**Exercise**
The listing below must be repeated word for word, with its images excluded.

**Provided records**
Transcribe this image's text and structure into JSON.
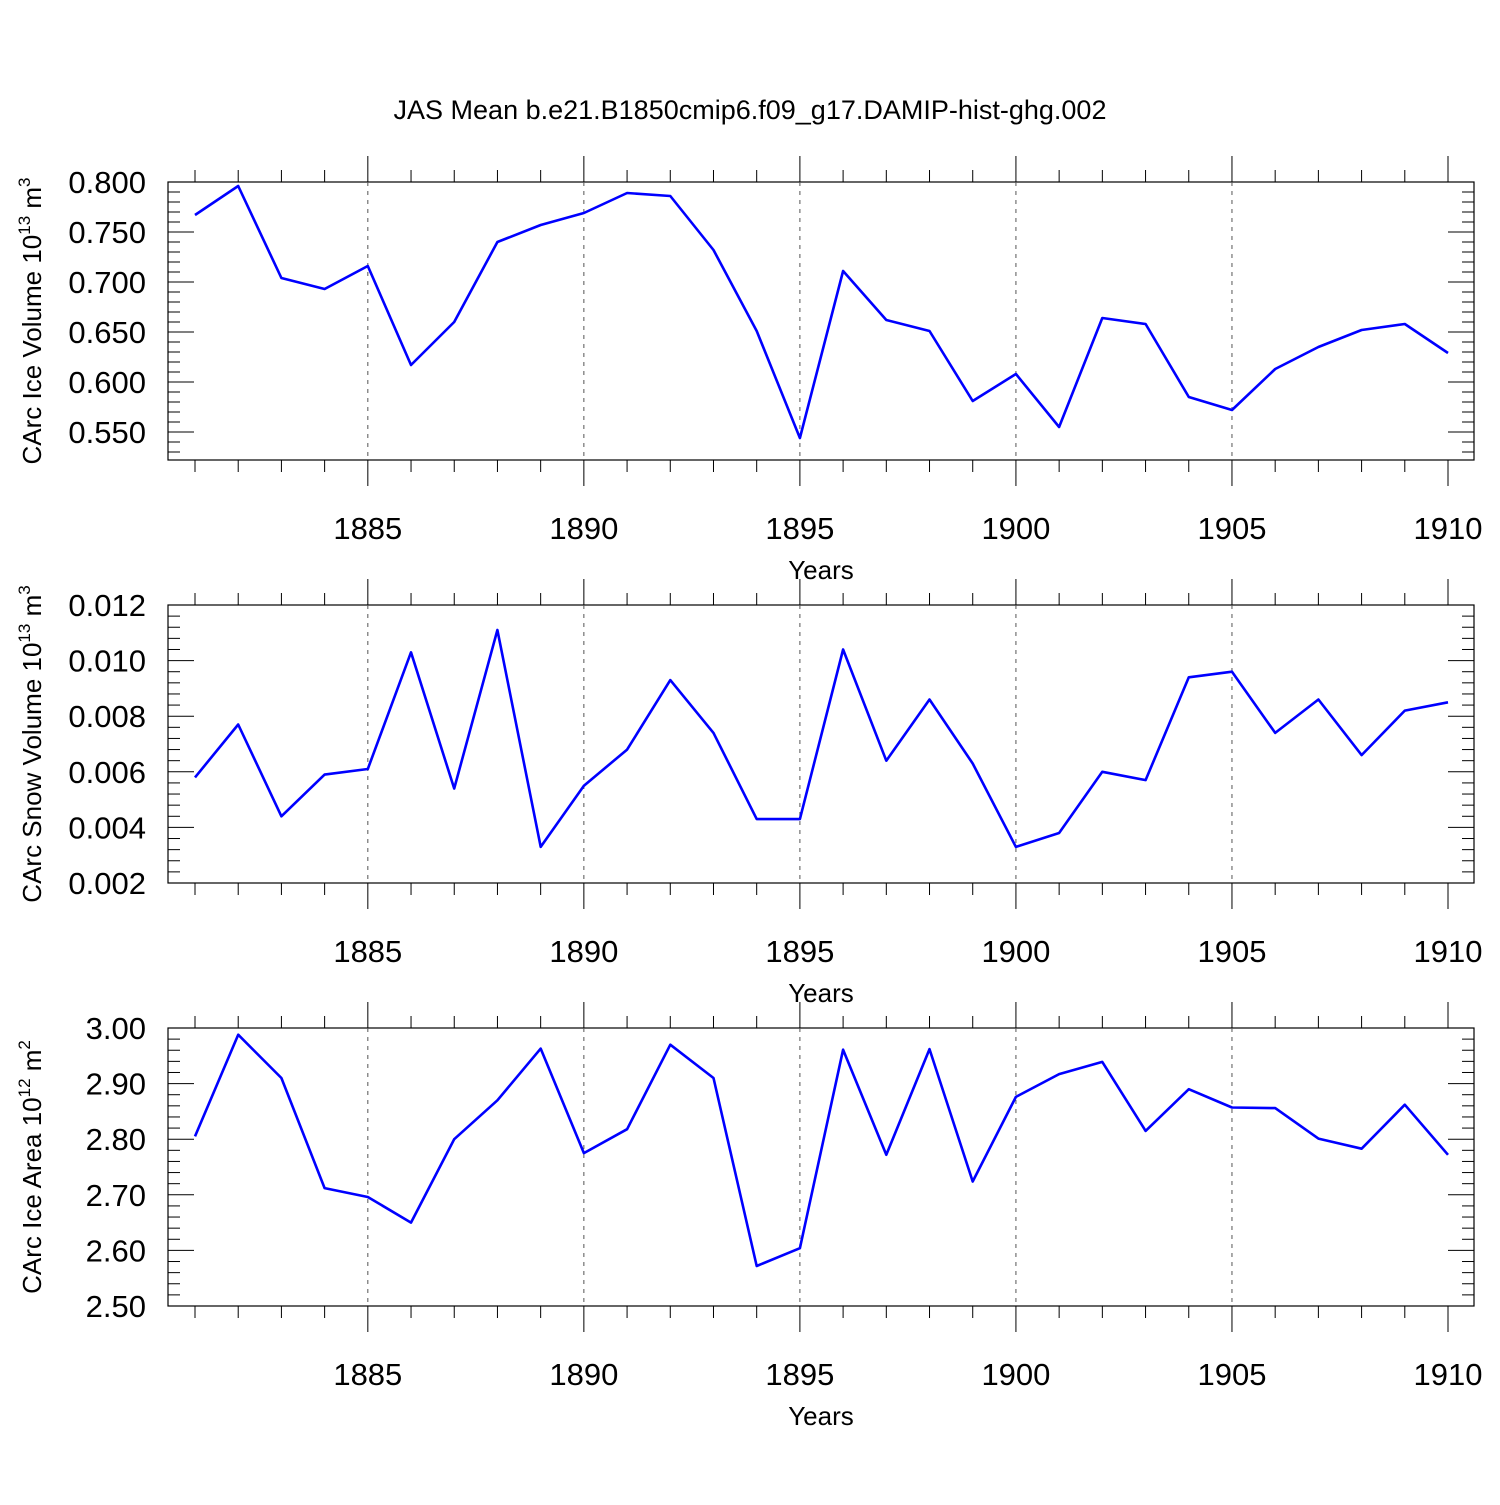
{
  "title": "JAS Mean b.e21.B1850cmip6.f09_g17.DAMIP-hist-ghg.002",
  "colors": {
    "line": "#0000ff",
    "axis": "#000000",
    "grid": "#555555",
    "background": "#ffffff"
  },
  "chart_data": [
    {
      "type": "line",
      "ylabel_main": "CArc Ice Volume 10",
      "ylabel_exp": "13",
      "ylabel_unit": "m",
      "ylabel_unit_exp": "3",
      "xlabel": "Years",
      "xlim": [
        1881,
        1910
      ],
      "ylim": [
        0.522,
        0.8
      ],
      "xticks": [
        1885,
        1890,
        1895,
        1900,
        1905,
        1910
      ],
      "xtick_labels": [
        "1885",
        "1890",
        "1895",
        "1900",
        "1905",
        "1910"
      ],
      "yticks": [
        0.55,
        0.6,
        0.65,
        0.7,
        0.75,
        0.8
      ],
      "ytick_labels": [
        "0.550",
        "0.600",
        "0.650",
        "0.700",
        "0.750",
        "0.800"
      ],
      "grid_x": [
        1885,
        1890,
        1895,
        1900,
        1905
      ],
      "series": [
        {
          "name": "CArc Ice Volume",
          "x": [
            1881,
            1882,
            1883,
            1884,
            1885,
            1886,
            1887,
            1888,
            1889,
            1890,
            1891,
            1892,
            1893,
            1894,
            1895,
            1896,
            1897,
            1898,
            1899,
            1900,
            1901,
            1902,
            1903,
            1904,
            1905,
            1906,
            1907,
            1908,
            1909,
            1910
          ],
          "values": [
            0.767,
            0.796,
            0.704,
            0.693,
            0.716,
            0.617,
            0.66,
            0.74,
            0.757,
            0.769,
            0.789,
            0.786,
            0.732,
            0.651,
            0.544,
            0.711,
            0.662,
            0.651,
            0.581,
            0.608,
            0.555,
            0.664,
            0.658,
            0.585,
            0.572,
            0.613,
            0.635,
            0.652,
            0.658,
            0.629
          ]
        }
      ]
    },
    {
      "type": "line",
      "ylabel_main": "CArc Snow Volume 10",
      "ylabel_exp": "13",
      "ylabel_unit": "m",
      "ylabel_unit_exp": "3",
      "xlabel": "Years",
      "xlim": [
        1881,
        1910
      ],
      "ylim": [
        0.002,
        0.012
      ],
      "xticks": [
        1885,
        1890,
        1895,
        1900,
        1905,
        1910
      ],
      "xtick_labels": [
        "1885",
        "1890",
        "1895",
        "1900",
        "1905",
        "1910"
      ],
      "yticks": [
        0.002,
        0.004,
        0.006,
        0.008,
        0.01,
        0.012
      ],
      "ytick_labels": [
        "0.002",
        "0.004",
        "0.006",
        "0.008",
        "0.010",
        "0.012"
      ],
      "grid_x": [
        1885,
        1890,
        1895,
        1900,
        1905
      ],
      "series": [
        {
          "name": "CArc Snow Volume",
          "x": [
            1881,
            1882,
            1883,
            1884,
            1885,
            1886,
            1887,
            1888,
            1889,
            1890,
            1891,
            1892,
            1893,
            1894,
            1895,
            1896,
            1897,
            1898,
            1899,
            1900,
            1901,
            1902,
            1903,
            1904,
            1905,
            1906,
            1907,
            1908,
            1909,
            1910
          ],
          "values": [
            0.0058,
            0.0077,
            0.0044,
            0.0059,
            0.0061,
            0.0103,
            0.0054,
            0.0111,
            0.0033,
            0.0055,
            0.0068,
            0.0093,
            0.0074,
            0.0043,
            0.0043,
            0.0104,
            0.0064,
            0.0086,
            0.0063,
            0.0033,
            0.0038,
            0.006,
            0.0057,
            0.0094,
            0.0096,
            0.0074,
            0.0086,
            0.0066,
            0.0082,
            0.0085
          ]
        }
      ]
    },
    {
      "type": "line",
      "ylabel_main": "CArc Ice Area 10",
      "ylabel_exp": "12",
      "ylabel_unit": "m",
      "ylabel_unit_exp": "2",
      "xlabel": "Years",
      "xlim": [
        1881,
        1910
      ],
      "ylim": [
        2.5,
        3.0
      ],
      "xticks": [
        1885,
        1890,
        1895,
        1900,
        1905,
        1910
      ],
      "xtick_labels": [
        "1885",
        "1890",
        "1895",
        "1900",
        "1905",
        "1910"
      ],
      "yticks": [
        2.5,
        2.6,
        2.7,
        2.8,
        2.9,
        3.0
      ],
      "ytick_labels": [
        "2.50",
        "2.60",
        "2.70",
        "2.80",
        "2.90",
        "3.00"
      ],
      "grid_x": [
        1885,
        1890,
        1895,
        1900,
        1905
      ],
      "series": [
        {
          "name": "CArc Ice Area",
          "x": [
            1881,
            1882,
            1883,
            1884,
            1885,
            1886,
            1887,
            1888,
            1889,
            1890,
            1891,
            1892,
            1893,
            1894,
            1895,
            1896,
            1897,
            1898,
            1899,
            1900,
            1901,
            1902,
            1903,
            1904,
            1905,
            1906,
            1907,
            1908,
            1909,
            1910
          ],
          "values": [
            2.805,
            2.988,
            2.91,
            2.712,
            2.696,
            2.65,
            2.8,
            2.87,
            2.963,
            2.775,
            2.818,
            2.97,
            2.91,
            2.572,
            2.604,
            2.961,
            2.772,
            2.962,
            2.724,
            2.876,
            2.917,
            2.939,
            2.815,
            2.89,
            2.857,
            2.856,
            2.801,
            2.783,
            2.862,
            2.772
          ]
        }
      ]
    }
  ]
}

**Solved problem**
Transcribe this image's text and structure into JSON.
{
  "title": "JAS Mean b.e21.B1850cmip6.f09_g17.DAMIP-hist-ghg.002",
  "colors": {
    "line": "#0000ff",
    "axis": "#000000",
    "grid": "#555555",
    "background": "#ffffff"
  },
  "chart_data": [
    {
      "type": "line",
      "ylabel_main": "CArc Ice Volume 10",
      "ylabel_exp": "13",
      "ylabel_unit": "m",
      "ylabel_unit_exp": "3",
      "xlabel": "Years",
      "xlim": [
        1881,
        1910
      ],
      "ylim": [
        0.522,
        0.8
      ],
      "xticks": [
        1885,
        1890,
        1895,
        1900,
        1905,
        1910
      ],
      "xtick_labels": [
        "1885",
        "1890",
        "1895",
        "1900",
        "1905",
        "1910"
      ],
      "yticks": [
        0.55,
        0.6,
        0.65,
        0.7,
        0.75,
        0.8
      ],
      "ytick_labels": [
        "0.550",
        "0.600",
        "0.650",
        "0.700",
        "0.750",
        "0.800"
      ],
      "grid_x": [
        1885,
        1890,
        1895,
        1900,
        1905
      ],
      "series": [
        {
          "name": "CArc Ice Volume",
          "x": [
            1881,
            1882,
            1883,
            1884,
            1885,
            1886,
            1887,
            1888,
            1889,
            1890,
            1891,
            1892,
            1893,
            1894,
            1895,
            1896,
            1897,
            1898,
            1899,
            1900,
            1901,
            1902,
            1903,
            1904,
            1905,
            1906,
            1907,
            1908,
            1909,
            1910
          ],
          "values": [
            0.767,
            0.796,
            0.704,
            0.693,
            0.716,
            0.617,
            0.66,
            0.74,
            0.757,
            0.769,
            0.789,
            0.786,
            0.732,
            0.651,
            0.544,
            0.711,
            0.662,
            0.651,
            0.581,
            0.608,
            0.555,
            0.664,
            0.658,
            0.585,
            0.572,
            0.613,
            0.635,
            0.652,
            0.658,
            0.629
          ]
        }
      ]
    },
    {
      "type": "line",
      "ylabel_main": "CArc Snow Volume 10",
      "ylabel_exp": "13",
      "ylabel_unit": "m",
      "ylabel_unit_exp": "3",
      "xlabel": "Years",
      "xlim": [
        1881,
        1910
      ],
      "ylim": [
        0.002,
        0.012
      ],
      "xticks": [
        1885,
        1890,
        1895,
        1900,
        1905,
        1910
      ],
      "xtick_labels": [
        "1885",
        "1890",
        "1895",
        "1900",
        "1905",
        "1910"
      ],
      "yticks": [
        0.002,
        0.004,
        0.006,
        0.008,
        0.01,
        0.012
      ],
      "ytick_labels": [
        "0.002",
        "0.004",
        "0.006",
        "0.008",
        "0.010",
        "0.012"
      ],
      "grid_x": [
        1885,
        1890,
        1895,
        1900,
        1905
      ],
      "series": [
        {
          "name": "CArc Snow Volume",
          "x": [
            1881,
            1882,
            1883,
            1884,
            1885,
            1886,
            1887,
            1888,
            1889,
            1890,
            1891,
            1892,
            1893,
            1894,
            1895,
            1896,
            1897,
            1898,
            1899,
            1900,
            1901,
            1902,
            1903,
            1904,
            1905,
            1906,
            1907,
            1908,
            1909,
            1910
          ],
          "values": [
            0.0058,
            0.0077,
            0.0044,
            0.0059,
            0.0061,
            0.0103,
            0.0054,
            0.0111,
            0.0033,
            0.0055,
            0.0068,
            0.0093,
            0.0074,
            0.0043,
            0.0043,
            0.0104,
            0.0064,
            0.0086,
            0.0063,
            0.0033,
            0.0038,
            0.006,
            0.0057,
            0.0094,
            0.0096,
            0.0074,
            0.0086,
            0.0066,
            0.0082,
            0.0085
          ]
        }
      ]
    },
    {
      "type": "line",
      "ylabel_main": "CArc Ice Area 10",
      "ylabel_exp": "12",
      "ylabel_unit": "m",
      "ylabel_unit_exp": "2",
      "xlabel": "Years",
      "xlim": [
        1881,
        1910
      ],
      "ylim": [
        2.5,
        3.0
      ],
      "xticks": [
        1885,
        1890,
        1895,
        1900,
        1905,
        1910
      ],
      "xtick_labels": [
        "1885",
        "1890",
        "1895",
        "1900",
        "1905",
        "1910"
      ],
      "yticks": [
        2.5,
        2.6,
        2.7,
        2.8,
        2.9,
        3.0
      ],
      "ytick_labels": [
        "2.50",
        "2.60",
        "2.70",
        "2.80",
        "2.90",
        "3.00"
      ],
      "grid_x": [
        1885,
        1890,
        1895,
        1900,
        1905
      ],
      "series": [
        {
          "name": "CArc Ice Area",
          "x": [
            1881,
            1882,
            1883,
            1884,
            1885,
            1886,
            1887,
            1888,
            1889,
            1890,
            1891,
            1892,
            1893,
            1894,
            1895,
            1896,
            1897,
            1898,
            1899,
            1900,
            1901,
            1902,
            1903,
            1904,
            1905,
            1906,
            1907,
            1908,
            1909,
            1910
          ],
          "values": [
            2.805,
            2.988,
            2.91,
            2.712,
            2.696,
            2.65,
            2.8,
            2.87,
            2.963,
            2.775,
            2.818,
            2.97,
            2.91,
            2.572,
            2.604,
            2.961,
            2.772,
            2.962,
            2.724,
            2.876,
            2.917,
            2.939,
            2.815,
            2.89,
            2.857,
            2.856,
            2.801,
            2.783,
            2.862,
            2.772
          ]
        }
      ]
    }
  ]
}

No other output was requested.